Data excerpts:
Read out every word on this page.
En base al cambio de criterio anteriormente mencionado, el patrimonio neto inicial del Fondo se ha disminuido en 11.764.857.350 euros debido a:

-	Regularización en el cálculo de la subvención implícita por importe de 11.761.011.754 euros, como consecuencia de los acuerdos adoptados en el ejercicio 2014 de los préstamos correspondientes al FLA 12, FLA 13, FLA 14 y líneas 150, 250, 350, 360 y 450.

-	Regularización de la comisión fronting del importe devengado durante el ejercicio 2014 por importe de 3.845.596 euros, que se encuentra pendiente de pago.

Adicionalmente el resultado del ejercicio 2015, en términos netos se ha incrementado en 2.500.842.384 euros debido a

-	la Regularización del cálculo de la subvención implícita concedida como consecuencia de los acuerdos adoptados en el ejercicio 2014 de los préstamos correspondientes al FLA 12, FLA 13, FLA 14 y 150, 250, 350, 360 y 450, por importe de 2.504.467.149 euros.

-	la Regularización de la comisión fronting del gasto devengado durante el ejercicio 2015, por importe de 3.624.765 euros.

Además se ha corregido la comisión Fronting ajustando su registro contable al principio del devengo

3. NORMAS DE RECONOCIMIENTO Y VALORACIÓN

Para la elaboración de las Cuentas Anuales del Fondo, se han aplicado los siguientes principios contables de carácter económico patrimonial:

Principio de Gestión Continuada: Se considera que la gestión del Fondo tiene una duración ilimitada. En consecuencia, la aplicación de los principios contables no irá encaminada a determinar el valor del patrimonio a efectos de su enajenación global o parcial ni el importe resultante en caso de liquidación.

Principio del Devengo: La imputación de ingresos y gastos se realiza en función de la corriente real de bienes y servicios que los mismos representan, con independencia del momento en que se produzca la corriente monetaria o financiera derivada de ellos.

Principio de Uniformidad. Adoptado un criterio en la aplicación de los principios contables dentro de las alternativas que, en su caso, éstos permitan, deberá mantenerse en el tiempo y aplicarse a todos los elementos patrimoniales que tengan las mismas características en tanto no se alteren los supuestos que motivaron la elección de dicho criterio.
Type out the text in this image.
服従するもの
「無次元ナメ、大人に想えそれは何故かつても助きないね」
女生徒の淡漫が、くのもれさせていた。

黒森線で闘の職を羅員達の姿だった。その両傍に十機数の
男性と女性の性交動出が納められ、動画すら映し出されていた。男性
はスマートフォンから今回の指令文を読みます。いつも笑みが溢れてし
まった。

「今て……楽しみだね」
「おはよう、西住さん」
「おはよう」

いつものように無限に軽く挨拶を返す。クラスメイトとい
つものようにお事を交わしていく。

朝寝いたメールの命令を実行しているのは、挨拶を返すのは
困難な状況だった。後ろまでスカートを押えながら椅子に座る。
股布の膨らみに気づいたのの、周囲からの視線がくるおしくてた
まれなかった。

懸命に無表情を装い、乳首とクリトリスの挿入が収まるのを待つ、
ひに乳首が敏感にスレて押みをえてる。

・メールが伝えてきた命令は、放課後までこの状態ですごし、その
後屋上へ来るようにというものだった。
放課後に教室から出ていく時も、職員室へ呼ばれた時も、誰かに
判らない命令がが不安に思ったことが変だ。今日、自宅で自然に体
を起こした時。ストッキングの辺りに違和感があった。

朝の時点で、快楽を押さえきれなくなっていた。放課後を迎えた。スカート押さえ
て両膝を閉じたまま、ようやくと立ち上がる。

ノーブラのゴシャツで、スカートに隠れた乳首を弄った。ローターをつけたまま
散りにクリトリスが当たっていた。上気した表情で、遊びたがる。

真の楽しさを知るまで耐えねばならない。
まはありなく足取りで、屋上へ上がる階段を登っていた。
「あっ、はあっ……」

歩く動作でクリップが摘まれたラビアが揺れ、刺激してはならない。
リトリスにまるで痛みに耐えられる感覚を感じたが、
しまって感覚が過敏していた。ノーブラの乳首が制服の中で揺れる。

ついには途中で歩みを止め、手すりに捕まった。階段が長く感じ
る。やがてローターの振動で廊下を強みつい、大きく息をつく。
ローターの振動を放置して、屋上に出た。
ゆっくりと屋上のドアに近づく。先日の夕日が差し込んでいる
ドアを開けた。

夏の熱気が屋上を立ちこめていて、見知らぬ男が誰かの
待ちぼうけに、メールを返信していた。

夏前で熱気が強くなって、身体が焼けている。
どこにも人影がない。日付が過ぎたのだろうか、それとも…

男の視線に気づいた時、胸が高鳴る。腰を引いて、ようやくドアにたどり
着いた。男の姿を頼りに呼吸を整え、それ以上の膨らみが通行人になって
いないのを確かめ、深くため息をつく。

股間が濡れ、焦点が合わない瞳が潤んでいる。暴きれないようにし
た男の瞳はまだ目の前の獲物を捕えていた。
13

- [Objective] Locate the lines above that hold the word "durante". Show every one of them.

- [Reply to the task]
-	Regularización de la comisión fronting del importe devengado durante el ejercicio 2014 por importe de 3.845.596 euros, que se encuentra pendiente de pago.
-	la Regularización de la comisión fronting del gasto devengado durante el ejercicio 2015, por importe de 3.624.765 euros.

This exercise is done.